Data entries
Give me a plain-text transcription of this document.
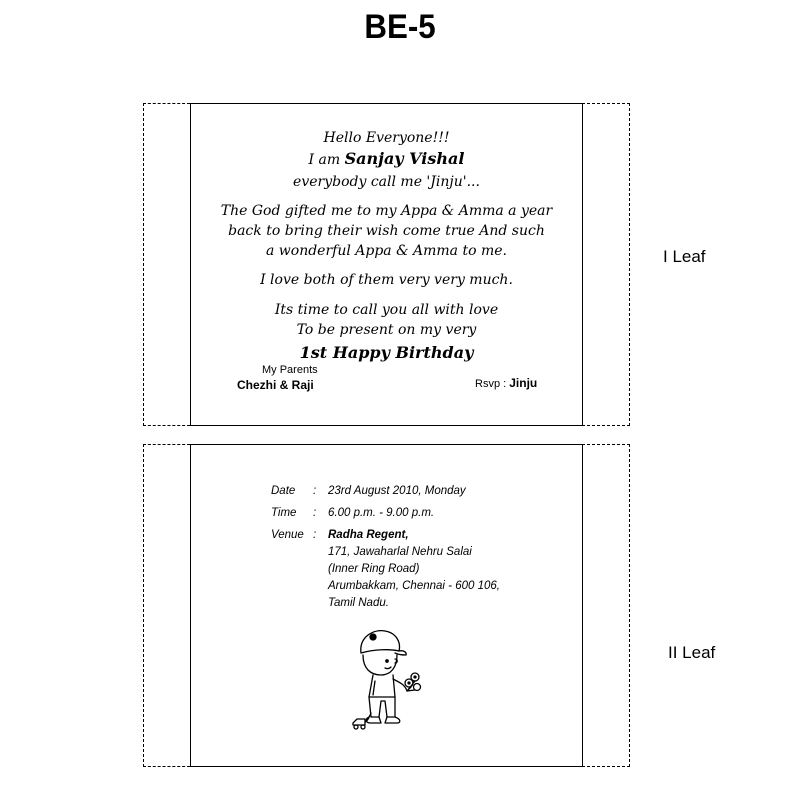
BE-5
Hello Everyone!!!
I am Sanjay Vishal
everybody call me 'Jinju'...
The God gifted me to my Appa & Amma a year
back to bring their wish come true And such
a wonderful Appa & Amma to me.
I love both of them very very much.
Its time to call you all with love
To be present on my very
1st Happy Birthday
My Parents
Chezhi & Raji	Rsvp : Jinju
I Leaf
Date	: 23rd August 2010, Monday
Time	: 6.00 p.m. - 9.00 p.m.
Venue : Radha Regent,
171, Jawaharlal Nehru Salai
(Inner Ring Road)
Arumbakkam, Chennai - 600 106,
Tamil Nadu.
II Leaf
---
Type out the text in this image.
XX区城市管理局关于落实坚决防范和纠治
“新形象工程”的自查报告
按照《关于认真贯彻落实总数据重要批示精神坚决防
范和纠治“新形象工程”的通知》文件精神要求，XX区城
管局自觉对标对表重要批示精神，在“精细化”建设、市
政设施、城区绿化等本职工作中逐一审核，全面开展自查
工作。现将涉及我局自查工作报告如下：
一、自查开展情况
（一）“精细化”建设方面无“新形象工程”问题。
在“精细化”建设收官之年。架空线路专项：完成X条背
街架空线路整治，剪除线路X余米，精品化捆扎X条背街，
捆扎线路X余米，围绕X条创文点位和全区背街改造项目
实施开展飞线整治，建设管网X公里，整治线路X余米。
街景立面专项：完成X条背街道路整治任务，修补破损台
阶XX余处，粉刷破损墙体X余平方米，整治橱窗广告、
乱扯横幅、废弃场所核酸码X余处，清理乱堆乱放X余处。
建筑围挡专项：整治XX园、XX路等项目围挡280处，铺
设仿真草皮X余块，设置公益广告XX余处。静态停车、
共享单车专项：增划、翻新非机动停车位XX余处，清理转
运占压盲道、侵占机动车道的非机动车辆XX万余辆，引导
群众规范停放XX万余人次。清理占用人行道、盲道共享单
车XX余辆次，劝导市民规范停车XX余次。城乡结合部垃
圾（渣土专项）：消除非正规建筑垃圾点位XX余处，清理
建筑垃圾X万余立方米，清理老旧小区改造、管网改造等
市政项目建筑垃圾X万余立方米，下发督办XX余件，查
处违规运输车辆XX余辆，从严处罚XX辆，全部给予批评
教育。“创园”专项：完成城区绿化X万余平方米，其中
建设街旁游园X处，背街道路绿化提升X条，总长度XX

● Problem description: How many lines in the listing above contain "Amma"? Answer with the number alone.

● Result of this exercise: 2